• Task instructions
Write out each line from the data below that includes the word "sont".

━━━━━━━━━━━━━━━━

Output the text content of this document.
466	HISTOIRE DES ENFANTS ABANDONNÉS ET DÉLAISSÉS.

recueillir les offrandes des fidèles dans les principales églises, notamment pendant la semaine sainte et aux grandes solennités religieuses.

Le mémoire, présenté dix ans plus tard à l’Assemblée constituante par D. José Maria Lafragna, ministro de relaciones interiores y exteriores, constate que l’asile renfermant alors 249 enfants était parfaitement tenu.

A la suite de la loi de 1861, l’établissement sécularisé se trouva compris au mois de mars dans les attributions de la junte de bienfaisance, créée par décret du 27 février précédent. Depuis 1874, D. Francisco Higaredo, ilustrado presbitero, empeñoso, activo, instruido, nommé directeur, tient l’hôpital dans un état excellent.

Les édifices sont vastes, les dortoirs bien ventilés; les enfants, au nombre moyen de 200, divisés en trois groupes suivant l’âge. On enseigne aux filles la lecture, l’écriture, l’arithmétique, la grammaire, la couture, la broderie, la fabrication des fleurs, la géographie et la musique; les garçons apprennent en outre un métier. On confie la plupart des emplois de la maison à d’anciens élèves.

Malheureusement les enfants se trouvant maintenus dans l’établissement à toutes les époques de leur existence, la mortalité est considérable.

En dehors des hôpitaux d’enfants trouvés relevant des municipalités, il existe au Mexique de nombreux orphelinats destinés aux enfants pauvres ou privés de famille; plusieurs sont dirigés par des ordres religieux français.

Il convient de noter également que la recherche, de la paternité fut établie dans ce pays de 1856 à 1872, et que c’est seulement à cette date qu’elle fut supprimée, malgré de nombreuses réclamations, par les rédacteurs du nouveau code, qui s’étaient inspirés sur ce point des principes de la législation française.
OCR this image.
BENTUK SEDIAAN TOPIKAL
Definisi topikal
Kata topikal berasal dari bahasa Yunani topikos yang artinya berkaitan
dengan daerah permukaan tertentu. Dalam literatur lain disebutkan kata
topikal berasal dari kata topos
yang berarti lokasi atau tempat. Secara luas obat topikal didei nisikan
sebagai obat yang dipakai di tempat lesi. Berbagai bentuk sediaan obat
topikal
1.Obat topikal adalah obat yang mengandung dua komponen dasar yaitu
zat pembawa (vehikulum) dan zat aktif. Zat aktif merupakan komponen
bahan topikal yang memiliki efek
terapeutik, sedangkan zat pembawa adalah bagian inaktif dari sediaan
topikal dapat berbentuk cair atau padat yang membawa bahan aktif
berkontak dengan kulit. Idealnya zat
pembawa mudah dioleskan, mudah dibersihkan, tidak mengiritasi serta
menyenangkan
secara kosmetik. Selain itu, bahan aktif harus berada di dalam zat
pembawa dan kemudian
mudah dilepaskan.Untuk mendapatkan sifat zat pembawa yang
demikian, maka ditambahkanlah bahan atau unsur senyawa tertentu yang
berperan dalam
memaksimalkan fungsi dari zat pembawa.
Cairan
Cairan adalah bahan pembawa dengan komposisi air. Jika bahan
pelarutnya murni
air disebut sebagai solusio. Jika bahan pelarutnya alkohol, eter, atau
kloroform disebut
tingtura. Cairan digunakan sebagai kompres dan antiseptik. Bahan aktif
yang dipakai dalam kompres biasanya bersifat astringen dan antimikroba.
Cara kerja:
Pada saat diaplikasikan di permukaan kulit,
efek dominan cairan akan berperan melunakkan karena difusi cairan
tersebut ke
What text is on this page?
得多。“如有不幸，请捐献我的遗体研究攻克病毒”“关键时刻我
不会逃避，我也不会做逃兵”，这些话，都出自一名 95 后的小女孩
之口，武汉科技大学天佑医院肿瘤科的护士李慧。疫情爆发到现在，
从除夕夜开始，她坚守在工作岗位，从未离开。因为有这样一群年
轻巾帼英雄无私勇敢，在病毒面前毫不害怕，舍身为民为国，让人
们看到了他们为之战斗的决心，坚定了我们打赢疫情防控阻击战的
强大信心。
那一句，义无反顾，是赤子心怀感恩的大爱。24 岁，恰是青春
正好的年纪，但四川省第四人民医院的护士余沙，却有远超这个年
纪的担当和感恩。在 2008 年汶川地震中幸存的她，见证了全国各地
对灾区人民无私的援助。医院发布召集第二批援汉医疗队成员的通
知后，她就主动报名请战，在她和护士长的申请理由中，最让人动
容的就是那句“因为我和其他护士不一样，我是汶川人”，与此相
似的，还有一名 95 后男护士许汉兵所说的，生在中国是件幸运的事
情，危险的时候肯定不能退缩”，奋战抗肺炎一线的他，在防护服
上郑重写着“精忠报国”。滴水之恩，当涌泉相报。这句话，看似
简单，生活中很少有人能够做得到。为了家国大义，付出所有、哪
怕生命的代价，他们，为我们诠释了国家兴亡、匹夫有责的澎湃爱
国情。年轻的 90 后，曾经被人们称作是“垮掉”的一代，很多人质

━━━━━━━━━━━━━━━━

• The answer
Les édifices sont vastes, les dortoirs bien ventilés; les enfants, au nombre moyen de 200, divisés en trois groupes suivant l’âge. On enseigne aux filles la lecture, l’écriture, l’arithmétique, la grammaire, la couture, la broderie, la fabrication des fleurs, la géographie et la musique; les garçons apprennent en outre un métier. On confie la plupart des emplois de la maison à d’anciens élèves.
En dehors des hôpitaux d’enfants trouvés relevant des municipalités, il existe au Mexique de nombreux orphelinats destinés aux enfants pauvres ou privés de famille; plusieurs sont dirigés par des ordres religieux français.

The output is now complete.